··· Text passage ···
Andy Taylor Has Least Fashionable Band as Ringtone
Gimme SanctuaryAndy Taylor has built a music-industry powerhouse by doing what's best for his artists.
From: Issue 90 January 2005, Page 31
By: Ian Wylie
Aside from his cigar, the portly accountant couldn't look any less a rock-and-roll impresario. But when a call comes in, his cell phone belts out "Two Minutes to Midnight," a headbanging showstopper by heavy-metal gray hairs Iron Maiden -- one of his acts.
Andy Taylor, 54, organized college dances at Cambridge University until he and friend Rod Smallwood discovered "the Maiden" in a London pub in 1979. Since then, this "least fashionable band on earth" (Taylor's words) has sold 55 million records with scant airplay -- and Taylor and Smallwood's $248 million Sanctuary Group Plc. has become a monster hit in a flagging industry.
As the music "majors" -- Universal, EMI, Warner, and Sony BMG -- shed staff and ax artist rosters amid declining CD sales, Sanctuary is enjoying a five-year run of profit growth. Why? Sanctuary creates long-term, soup-to-nuts franchises around artists, many cast off by bigger labels. It's the UK's largest independent record company. But it's also the biggest music-management company on the planet, looking after 120 acts. And with 150,000 songs on its books, it's one of the largest independent owners of music intellectual property rights.
Taylor calls it a 360-degree business model. Sanctuary recognizes that CDs represent only a small slice of the public's musical appetite. So it records the Strokes and the Libertines, among others, but it also arranges tours for 350 acts, sells merchandise at shows, and licenses the rights for commercials, movies, music downloads, and cell-phone ringtones.
Sanctuary favors "long-term artists" -- acts that have dropped off the Top 40 yet command unswerving loyalty among fans who'll pay $70 for a concert ticket and $40 for a T-shirt. Take Morrissey, a former singer with the Smiths. His last album for Universal's Mercury Records, 1997's Maladjusted , sold barely 100,000 copies. Seven years later, his You Are the Quarry has hit nearly $1 million in sales for Sanctuary, and his live concerts consistently sell out.
The formula works because when it adds artists, Sanctuary often retains their managers as employees to look after the relationships -- enticing them with bigger roles. That's why Mathew Knowles moved to Sanctuary in 2003. His daughter Beyonce was pop's biggest star, and he also managed Destiny's Child, the biggest girl group since the Supremes. Now he heads Sanctuary's Urban division. "When I met Andy Taylor I realized our belief systems were the same," says Knowles. "What's best for the artist is best for the company."
Source: FastCompany.com
1 Comment
Mmh... for those interested in Sanctuary, read this:
Sanctuary, the music group run by the amiable Iron Maiden nut Andy Taylor, punches well above its weight when it comes to publicity.
A strategy of signing up typically ageing acts, who the fashionistas at the record majors have grown tired of, has looked rather cute at a time when golden retreads are all the rage.
···
**Brief:**
Please answer these questions from the article on Sanctuary:
1. In what year did Taylor and Smallwood discover Iron Maiden in a London pub?
2. For how many acts does Sanctuary arrange tours?
3. Which Sanctuary division does Mathew Knowles head?
The records that follow have no connection to the article on Sanctuary above.
··· Source information ···
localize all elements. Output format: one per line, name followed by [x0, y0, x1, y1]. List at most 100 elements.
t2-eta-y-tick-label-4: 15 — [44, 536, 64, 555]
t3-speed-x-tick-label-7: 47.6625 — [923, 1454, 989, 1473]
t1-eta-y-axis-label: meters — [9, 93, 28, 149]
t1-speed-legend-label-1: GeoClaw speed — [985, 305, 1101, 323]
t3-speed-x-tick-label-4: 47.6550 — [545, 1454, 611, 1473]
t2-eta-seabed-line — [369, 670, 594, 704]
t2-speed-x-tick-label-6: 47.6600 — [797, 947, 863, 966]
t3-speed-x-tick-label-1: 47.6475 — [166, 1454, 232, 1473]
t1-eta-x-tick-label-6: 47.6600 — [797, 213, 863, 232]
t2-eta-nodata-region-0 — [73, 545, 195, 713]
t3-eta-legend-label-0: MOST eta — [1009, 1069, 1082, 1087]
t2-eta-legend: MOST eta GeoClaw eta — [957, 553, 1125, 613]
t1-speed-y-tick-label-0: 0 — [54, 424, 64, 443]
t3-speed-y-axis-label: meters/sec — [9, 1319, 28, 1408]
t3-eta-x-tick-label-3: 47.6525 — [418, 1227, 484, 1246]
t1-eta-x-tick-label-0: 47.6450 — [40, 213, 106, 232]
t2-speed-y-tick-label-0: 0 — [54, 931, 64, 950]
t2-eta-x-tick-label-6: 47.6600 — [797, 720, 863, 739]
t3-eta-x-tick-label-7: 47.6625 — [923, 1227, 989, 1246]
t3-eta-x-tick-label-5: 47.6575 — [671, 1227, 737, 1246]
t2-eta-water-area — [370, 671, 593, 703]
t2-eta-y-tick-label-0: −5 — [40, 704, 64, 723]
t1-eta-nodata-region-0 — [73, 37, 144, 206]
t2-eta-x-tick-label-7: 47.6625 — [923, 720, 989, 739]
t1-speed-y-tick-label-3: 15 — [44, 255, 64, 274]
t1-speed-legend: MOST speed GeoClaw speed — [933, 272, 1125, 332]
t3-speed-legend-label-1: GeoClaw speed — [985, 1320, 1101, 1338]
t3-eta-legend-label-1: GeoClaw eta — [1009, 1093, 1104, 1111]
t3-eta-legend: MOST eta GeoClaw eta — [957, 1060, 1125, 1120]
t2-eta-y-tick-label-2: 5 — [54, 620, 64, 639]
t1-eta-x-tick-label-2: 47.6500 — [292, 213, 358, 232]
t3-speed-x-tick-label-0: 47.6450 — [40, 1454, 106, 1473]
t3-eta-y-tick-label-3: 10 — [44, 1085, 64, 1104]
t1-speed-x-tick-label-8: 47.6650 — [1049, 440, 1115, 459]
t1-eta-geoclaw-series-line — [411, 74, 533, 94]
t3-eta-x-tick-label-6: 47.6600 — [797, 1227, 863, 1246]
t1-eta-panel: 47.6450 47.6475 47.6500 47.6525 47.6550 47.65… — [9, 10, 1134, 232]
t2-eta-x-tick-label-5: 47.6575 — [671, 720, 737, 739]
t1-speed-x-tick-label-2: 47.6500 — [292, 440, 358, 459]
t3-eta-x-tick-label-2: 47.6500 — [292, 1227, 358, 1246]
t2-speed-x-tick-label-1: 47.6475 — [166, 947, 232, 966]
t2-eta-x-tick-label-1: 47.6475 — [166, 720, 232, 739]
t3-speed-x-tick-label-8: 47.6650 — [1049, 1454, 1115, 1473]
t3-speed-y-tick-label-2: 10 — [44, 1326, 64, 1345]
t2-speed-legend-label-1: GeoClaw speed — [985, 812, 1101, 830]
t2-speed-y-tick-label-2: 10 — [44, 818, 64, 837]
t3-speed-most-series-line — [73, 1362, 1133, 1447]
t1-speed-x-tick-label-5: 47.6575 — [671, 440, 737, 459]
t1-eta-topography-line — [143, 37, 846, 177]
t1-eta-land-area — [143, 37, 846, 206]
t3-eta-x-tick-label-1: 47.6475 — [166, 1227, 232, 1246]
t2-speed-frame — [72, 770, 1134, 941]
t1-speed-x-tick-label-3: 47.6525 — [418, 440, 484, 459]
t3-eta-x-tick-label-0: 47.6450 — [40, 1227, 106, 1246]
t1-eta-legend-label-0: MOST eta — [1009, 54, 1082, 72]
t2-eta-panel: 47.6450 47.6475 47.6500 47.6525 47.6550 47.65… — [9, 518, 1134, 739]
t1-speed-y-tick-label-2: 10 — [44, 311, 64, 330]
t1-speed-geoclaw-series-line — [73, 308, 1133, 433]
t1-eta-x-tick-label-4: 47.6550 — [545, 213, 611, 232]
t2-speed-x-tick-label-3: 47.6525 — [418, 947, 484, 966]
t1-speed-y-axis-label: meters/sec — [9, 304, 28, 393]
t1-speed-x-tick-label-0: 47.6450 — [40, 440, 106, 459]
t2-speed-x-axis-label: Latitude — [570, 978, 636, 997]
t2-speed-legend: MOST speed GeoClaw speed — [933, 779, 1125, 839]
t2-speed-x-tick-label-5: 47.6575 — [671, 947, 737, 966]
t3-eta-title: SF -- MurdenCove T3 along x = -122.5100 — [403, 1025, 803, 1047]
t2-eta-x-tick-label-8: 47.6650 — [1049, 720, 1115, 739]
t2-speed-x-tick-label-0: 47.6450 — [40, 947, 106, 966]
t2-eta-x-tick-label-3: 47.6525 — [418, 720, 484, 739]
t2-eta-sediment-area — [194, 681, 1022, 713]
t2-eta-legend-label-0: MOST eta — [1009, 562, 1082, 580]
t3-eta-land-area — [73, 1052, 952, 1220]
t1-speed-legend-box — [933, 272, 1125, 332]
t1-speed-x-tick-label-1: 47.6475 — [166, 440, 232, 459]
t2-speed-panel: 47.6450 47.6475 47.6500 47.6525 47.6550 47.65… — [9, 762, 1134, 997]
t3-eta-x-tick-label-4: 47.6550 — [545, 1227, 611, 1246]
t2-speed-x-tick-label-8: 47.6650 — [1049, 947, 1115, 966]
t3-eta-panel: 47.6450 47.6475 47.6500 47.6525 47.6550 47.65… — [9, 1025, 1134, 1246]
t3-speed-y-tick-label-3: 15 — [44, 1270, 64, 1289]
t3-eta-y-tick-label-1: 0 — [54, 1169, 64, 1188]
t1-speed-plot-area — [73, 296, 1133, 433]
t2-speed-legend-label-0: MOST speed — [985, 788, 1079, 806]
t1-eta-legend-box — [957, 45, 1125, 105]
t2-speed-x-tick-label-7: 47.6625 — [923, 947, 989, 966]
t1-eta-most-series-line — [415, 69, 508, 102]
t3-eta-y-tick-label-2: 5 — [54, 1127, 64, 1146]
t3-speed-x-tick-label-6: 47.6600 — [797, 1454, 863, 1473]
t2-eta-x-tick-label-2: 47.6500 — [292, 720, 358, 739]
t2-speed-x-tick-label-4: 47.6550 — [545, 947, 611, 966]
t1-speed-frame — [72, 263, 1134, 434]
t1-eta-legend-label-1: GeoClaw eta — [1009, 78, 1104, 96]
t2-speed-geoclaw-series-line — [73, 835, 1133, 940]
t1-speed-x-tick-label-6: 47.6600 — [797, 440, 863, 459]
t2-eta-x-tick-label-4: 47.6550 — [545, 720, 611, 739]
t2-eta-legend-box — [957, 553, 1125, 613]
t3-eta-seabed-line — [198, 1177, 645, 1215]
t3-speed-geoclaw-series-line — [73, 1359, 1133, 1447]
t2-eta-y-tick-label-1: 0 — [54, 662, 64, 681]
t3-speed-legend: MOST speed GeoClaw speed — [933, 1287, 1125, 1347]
···
**Task answer:**
1. 1979
2. 350
3. The Urban division